Data records:
□ □ □ □ □ □ □

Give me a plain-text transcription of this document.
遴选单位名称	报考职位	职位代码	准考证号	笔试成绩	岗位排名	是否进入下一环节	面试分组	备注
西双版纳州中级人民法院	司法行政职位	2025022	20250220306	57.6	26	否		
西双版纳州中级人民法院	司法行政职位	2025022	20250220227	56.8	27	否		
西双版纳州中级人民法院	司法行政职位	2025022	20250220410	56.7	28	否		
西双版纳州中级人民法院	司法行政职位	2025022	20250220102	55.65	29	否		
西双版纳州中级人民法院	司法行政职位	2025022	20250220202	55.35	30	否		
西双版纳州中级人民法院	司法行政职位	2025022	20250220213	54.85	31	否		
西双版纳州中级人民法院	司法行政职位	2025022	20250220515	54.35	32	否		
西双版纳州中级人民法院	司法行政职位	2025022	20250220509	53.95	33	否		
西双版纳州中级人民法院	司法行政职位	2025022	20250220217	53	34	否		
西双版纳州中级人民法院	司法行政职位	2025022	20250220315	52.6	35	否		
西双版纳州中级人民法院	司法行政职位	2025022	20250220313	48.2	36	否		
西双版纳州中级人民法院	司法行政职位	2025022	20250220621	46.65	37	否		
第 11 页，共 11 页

□ □ □ □ □ □ □

Exercise directions:
Write the whole listing out again. Keep every line exactly as it is.

Solved exercise:
Give me a plain-text transcription of this document.
遴选单位名称	报考职位	职位代码	准考证号	笔试成绩	岗位排名	是否进入下一环节	面试分组	备注
西双版纳州中级人民法院	司法行政职位	2025022	20250220306	57.6	26	否		
西双版纳州中级人民法院	司法行政职位	2025022	20250220227	56.8	27	否		
西双版纳州中级人民法院	司法行政职位	2025022	20250220410	56.7	28	否		
西双版纳州中级人民法院	司法行政职位	2025022	20250220102	55.65	29	否		
西双版纳州中级人民法院	司法行政职位	2025022	20250220202	55.35	30	否		
西双版纳州中级人民法院	司法行政职位	2025022	20250220213	54.85	31	否		
西双版纳州中级人民法院	司法行政职位	2025022	20250220515	54.35	32	否		
西双版纳州中级人民法院	司法行政职位	2025022	20250220509	53.95	33	否		
西双版纳州中级人民法院	司法行政职位	2025022	20250220217	53	34	否		
西双版纳州中级人民法院	司法行政职位	2025022	20250220315	52.6	35	否		
西双版纳州中级人民法院	司法行政职位	2025022	20250220313	48.2	36	否		
西双版纳州中级人民法院	司法行政职位	2025022	20250220621	46.65	37	否		
第 11 页，共 11 页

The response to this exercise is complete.